╔══
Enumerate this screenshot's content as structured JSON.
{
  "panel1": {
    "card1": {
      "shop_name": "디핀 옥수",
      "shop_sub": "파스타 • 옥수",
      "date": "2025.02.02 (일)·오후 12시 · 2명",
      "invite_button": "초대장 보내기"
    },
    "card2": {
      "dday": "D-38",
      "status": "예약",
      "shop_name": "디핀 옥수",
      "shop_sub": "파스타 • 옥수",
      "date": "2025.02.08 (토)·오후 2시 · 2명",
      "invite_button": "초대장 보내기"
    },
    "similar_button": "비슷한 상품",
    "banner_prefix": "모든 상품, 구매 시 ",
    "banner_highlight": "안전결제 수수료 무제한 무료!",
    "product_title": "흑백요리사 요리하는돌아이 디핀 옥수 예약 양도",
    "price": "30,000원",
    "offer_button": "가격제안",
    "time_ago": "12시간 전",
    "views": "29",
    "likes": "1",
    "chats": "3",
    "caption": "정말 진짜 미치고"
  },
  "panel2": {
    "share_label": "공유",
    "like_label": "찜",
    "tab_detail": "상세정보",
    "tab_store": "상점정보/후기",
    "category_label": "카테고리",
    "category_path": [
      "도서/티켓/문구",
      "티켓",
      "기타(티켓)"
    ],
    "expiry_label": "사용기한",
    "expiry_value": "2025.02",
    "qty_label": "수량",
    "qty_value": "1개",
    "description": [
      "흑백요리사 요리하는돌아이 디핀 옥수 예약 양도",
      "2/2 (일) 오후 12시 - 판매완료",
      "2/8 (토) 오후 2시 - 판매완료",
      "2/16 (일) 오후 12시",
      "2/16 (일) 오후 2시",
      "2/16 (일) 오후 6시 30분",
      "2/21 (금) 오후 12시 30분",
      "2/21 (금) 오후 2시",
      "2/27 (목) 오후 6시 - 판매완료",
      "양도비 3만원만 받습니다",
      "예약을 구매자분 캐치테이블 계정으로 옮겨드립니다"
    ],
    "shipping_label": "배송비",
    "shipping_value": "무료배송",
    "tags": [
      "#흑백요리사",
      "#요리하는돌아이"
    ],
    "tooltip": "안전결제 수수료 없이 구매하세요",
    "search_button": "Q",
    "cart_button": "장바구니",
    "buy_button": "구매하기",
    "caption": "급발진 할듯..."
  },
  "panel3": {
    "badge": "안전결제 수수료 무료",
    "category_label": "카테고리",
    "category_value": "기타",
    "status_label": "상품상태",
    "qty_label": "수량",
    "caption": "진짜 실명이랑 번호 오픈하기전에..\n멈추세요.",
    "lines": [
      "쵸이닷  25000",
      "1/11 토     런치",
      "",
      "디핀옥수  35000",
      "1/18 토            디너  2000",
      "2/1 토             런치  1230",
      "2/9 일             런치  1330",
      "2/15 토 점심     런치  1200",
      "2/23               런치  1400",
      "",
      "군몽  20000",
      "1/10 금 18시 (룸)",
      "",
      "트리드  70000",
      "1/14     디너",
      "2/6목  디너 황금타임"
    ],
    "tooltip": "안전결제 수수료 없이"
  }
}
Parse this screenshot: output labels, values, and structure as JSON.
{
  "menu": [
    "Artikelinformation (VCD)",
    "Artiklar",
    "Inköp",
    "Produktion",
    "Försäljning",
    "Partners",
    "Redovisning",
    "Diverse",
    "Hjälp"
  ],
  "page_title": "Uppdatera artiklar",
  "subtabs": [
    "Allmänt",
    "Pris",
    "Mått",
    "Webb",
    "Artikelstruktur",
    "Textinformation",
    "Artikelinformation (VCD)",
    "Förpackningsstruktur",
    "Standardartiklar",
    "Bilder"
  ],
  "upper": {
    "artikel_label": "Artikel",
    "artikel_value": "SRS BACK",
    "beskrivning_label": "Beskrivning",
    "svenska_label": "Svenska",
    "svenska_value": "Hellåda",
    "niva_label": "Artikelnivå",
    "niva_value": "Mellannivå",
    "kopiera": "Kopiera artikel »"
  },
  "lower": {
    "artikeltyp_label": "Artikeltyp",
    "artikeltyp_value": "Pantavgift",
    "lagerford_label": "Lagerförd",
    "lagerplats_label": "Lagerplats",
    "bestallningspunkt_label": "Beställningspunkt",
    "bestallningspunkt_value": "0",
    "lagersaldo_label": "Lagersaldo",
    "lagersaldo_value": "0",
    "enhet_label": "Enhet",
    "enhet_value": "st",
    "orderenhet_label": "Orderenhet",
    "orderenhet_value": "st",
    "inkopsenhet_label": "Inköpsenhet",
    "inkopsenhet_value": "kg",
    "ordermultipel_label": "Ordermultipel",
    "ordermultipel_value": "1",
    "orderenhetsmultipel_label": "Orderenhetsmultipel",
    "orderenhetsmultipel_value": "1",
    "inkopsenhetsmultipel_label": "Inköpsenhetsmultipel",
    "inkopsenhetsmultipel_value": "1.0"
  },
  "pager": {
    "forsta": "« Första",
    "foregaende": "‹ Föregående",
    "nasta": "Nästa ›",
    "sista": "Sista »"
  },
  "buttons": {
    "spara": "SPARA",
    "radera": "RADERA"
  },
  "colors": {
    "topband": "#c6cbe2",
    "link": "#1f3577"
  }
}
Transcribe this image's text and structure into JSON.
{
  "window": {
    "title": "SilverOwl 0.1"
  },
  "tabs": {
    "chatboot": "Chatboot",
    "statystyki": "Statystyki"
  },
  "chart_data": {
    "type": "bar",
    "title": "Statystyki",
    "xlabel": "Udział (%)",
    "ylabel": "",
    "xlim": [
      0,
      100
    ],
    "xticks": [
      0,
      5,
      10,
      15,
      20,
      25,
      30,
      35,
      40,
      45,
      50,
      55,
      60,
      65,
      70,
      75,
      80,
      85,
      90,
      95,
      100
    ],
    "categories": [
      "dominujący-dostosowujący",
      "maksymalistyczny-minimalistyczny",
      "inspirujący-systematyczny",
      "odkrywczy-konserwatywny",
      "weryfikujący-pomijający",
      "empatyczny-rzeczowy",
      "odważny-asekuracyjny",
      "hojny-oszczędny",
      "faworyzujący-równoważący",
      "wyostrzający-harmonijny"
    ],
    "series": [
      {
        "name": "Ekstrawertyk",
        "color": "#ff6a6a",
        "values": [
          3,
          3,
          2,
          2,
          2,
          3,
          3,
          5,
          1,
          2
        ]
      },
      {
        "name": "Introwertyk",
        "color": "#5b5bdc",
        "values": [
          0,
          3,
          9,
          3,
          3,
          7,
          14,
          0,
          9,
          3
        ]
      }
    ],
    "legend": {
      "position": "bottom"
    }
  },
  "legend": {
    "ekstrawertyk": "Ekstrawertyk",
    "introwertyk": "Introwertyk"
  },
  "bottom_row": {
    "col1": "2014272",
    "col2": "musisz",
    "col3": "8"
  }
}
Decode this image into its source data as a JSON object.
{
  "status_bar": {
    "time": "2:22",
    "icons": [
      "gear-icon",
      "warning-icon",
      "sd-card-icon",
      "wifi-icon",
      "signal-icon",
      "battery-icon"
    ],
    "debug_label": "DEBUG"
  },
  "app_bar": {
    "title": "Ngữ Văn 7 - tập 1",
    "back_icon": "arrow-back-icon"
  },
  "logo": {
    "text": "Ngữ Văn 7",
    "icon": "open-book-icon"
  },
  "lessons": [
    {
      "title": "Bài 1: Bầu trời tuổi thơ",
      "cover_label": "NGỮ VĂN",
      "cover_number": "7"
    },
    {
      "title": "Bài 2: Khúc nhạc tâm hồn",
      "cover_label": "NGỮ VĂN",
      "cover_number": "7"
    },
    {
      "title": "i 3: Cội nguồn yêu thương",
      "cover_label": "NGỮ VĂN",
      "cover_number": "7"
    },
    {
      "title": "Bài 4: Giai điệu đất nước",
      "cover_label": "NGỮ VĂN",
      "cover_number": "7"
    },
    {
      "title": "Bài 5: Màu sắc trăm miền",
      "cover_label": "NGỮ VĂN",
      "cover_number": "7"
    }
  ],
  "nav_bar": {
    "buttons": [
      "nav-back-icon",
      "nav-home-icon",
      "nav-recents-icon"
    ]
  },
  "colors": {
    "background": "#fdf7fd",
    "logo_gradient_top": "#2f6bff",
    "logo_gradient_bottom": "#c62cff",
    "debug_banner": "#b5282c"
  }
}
╚══
### Written problem
Copy all lines from the material that include "image".

### Response to this task
Transcribe this image's text and structure into JSON.
Decode this image into its source data as a JSON object.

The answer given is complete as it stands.